## Data provided

_ _ _ _ _ _ _

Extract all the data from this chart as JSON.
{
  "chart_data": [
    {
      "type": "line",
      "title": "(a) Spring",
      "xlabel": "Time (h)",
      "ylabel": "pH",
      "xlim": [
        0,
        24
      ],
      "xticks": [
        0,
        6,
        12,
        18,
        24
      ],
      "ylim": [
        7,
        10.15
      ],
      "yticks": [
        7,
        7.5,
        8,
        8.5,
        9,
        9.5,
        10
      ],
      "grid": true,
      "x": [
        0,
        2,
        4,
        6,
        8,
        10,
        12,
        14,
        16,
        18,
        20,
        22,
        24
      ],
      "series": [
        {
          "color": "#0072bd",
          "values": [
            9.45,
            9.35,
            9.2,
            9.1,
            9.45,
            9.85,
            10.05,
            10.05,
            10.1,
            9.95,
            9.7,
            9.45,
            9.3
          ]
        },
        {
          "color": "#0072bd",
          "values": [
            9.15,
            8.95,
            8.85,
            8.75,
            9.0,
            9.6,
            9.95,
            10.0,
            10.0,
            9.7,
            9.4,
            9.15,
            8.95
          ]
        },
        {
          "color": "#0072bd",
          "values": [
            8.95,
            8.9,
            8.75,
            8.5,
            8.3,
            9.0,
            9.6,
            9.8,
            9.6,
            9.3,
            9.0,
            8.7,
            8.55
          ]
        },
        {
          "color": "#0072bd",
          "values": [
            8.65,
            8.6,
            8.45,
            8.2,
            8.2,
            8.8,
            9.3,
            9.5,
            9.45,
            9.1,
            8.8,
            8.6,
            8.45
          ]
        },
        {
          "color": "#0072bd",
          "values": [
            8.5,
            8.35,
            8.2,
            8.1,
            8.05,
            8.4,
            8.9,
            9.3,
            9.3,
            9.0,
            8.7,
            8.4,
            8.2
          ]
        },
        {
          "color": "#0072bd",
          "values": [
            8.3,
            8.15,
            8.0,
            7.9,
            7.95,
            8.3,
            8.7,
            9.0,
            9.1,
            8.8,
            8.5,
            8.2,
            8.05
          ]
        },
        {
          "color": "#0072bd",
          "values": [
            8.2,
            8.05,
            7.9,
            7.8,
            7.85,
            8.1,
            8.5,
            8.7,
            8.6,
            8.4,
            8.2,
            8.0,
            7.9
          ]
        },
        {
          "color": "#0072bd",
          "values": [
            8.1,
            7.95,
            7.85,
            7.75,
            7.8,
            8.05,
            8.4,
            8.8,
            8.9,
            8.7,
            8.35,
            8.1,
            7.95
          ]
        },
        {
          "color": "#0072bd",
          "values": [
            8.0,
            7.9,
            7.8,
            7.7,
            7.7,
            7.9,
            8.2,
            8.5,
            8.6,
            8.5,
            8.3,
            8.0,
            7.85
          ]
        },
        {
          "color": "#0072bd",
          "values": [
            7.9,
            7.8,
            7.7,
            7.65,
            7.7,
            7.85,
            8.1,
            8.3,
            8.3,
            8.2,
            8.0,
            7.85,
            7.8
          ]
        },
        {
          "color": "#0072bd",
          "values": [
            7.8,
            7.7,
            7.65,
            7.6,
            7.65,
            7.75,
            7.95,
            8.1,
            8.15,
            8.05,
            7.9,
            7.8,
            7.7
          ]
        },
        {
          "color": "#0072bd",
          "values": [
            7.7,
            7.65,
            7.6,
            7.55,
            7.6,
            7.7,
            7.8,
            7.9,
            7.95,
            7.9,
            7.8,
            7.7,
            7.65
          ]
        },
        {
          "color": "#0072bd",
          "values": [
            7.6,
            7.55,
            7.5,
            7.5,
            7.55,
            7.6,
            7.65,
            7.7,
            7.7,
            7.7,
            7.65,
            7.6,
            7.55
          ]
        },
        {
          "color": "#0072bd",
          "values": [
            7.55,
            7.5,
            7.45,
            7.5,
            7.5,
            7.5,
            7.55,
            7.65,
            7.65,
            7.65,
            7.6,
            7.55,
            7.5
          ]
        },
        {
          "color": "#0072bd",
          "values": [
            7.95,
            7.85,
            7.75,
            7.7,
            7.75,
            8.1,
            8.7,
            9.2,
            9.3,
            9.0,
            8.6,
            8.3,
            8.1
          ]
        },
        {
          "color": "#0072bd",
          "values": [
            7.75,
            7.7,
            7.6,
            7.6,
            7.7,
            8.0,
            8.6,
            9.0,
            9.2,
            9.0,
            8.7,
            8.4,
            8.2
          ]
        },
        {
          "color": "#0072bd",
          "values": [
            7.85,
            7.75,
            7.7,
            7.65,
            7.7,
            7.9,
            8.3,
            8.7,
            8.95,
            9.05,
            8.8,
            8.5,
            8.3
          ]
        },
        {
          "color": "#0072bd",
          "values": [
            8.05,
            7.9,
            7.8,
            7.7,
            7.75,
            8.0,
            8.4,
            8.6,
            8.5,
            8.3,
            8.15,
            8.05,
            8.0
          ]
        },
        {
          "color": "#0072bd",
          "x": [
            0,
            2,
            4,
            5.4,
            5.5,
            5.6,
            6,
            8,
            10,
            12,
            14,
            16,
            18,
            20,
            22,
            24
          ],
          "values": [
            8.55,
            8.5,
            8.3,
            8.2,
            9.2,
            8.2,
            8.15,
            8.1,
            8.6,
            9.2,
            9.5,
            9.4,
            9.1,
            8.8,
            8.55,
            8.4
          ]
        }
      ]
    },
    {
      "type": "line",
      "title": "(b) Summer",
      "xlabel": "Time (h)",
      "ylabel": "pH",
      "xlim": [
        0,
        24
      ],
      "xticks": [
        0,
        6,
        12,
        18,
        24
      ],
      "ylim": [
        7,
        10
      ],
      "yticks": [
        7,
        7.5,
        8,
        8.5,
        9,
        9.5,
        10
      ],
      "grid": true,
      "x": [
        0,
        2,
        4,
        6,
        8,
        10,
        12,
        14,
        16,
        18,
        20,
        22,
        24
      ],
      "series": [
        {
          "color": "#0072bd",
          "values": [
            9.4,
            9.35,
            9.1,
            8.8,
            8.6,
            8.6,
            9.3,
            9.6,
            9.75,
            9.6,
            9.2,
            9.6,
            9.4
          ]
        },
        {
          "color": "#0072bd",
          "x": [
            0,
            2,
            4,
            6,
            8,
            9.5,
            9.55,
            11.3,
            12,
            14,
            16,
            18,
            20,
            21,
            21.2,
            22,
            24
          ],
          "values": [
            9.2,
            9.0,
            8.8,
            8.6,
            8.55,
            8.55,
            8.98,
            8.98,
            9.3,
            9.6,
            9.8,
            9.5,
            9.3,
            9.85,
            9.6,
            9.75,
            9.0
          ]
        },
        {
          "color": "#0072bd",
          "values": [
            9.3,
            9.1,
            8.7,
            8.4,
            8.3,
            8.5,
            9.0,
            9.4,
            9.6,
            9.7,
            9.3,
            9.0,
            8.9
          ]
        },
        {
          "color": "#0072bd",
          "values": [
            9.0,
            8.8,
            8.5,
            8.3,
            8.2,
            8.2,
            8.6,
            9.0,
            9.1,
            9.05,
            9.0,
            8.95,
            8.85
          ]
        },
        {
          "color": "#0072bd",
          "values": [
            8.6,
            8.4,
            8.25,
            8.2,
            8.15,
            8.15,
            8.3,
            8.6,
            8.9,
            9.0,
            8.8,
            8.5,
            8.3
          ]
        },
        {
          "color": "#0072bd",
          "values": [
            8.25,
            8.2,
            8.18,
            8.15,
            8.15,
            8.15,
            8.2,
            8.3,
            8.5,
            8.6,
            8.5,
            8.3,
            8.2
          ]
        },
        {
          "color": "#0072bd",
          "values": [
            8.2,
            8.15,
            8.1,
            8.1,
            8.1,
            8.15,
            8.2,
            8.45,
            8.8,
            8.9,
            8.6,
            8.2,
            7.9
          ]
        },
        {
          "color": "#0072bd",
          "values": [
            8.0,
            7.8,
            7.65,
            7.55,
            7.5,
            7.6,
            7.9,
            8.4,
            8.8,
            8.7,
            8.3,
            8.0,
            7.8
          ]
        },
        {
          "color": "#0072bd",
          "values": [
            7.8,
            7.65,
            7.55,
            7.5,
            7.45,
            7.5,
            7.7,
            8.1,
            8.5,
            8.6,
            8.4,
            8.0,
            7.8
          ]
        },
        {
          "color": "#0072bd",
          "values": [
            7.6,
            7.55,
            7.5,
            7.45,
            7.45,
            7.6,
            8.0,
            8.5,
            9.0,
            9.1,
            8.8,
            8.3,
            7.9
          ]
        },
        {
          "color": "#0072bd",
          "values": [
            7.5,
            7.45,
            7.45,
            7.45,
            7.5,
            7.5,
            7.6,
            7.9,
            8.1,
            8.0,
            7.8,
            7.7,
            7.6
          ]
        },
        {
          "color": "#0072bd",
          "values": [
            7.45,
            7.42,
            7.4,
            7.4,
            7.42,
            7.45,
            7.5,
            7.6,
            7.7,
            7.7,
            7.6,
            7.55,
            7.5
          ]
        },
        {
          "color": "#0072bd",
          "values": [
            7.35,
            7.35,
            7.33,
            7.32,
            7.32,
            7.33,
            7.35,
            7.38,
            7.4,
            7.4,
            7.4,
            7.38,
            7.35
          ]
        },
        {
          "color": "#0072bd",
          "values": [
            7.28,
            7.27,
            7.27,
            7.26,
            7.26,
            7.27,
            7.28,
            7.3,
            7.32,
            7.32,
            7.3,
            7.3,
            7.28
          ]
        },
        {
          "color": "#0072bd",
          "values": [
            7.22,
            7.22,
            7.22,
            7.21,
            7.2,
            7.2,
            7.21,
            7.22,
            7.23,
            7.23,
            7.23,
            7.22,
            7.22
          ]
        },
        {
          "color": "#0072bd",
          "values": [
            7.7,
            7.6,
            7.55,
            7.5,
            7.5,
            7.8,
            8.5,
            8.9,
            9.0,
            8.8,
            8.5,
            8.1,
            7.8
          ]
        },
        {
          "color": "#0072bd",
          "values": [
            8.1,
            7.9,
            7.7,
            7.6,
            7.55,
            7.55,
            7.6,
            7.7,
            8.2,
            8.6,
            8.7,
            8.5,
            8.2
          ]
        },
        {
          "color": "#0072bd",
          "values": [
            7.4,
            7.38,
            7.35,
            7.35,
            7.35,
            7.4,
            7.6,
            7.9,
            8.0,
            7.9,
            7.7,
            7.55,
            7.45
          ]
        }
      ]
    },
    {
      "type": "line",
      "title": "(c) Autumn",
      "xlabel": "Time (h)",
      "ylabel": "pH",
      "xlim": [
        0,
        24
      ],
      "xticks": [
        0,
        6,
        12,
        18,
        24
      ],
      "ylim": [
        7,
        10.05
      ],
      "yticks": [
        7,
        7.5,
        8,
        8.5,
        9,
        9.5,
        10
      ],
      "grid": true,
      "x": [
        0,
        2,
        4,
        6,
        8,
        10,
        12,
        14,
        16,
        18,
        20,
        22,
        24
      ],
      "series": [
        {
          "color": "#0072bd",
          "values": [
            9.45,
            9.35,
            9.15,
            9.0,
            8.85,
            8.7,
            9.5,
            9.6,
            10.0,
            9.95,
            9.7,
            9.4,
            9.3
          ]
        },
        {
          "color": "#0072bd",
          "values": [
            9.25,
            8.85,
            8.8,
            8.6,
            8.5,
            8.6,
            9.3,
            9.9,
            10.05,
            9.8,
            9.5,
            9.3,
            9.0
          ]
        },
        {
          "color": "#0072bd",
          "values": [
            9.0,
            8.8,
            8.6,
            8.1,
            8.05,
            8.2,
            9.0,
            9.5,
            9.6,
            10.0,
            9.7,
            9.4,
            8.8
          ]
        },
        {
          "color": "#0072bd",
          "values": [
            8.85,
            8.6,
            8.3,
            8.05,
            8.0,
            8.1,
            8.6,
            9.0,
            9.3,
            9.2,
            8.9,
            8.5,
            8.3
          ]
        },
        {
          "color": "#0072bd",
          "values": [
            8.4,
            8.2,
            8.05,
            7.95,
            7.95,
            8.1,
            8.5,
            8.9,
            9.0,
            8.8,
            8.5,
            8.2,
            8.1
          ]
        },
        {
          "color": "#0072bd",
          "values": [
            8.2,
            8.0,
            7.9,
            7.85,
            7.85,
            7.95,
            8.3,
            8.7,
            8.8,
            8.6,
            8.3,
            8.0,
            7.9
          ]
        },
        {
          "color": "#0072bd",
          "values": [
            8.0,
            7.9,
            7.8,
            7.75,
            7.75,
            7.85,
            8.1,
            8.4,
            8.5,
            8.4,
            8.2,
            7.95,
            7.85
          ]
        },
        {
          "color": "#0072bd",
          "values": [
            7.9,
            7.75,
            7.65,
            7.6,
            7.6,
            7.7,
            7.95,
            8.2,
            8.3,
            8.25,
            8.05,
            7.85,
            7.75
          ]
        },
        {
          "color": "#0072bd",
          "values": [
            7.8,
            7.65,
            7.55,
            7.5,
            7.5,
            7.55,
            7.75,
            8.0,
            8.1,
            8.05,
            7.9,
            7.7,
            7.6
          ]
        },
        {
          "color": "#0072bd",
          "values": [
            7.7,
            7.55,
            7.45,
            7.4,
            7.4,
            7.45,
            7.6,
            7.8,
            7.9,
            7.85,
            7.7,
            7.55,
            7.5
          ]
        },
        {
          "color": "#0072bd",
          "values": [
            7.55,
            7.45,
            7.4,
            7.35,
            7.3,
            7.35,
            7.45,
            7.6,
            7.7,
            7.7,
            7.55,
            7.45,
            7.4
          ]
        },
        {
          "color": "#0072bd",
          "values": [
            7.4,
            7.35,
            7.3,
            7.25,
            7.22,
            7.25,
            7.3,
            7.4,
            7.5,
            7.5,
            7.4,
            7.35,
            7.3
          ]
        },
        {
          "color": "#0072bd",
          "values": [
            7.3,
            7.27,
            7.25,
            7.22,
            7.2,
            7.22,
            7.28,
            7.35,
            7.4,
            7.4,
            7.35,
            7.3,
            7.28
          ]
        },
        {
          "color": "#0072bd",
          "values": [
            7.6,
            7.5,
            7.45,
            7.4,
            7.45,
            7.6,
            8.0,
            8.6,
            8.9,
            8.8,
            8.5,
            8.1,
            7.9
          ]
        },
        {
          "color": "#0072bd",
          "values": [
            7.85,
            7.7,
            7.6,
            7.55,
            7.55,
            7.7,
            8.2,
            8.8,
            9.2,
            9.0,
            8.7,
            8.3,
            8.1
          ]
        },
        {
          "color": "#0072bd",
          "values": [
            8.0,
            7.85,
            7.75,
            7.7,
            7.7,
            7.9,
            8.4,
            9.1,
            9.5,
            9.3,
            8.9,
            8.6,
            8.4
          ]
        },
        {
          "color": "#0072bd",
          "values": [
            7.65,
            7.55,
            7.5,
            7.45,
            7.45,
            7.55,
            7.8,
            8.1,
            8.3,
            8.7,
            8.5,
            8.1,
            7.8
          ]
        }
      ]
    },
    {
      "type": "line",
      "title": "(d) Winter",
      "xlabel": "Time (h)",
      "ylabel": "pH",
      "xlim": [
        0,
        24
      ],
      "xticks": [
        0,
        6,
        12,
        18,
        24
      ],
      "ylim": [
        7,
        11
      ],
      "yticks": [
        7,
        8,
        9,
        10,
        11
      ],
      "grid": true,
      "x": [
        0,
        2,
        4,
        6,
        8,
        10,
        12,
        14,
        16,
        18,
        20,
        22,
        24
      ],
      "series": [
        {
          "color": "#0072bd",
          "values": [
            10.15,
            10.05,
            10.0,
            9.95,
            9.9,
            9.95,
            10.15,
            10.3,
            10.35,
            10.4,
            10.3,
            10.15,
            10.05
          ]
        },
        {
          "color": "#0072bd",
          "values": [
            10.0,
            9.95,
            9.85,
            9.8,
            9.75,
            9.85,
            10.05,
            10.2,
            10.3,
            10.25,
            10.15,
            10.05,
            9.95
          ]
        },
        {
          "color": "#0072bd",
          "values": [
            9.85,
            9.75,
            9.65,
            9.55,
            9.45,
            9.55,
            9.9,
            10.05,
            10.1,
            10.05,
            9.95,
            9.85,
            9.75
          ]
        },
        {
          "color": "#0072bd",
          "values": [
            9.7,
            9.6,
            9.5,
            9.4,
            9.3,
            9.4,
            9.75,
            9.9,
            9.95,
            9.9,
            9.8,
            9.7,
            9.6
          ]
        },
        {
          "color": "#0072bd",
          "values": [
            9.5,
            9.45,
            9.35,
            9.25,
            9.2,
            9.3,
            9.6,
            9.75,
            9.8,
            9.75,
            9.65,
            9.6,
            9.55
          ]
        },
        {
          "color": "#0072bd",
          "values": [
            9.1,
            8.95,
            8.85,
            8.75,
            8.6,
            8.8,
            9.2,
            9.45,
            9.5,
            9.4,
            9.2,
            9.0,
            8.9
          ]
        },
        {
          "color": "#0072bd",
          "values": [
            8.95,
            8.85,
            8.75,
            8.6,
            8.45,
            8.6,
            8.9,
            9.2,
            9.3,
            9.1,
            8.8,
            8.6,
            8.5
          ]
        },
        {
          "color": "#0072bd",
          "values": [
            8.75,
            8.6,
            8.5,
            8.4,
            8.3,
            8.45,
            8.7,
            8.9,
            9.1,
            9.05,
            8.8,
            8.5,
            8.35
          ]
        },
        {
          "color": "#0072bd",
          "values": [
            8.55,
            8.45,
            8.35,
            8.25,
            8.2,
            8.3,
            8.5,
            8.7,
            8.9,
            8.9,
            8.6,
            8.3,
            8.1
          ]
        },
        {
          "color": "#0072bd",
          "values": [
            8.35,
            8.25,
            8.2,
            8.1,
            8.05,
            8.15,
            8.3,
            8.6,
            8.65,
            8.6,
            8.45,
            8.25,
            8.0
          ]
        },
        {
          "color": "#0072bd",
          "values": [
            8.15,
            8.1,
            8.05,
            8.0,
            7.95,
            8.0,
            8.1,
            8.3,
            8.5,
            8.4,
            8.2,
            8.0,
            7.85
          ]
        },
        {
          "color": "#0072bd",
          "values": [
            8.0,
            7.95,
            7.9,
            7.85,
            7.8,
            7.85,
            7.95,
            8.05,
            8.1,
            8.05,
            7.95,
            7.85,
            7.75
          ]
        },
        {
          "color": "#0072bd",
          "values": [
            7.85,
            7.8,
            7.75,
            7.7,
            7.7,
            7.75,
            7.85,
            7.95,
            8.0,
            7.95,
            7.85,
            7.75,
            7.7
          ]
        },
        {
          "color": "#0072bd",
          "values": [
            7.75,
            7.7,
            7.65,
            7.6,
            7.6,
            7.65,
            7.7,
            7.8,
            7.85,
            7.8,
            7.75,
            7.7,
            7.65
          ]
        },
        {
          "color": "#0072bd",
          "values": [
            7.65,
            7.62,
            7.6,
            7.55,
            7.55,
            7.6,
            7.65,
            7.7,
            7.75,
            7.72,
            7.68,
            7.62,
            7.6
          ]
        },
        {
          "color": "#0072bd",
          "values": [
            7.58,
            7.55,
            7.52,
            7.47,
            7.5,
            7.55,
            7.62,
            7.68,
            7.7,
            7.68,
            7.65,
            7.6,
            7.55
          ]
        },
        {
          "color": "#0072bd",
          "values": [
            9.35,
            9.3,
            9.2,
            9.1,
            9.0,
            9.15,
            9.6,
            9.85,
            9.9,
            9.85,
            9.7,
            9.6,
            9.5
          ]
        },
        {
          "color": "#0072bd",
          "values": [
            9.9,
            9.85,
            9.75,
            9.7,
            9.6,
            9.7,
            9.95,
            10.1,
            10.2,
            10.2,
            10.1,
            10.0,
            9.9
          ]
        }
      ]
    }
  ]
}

_ _ _ _ _ _ _

## Task requirements
Find the lines above holding the word "title" and show them.

## Solution for this task
      "title": "(a) Spring",
      "title": "(b) Summer",
      "title": "(c) Autumn",
      "title": "(d) Winter",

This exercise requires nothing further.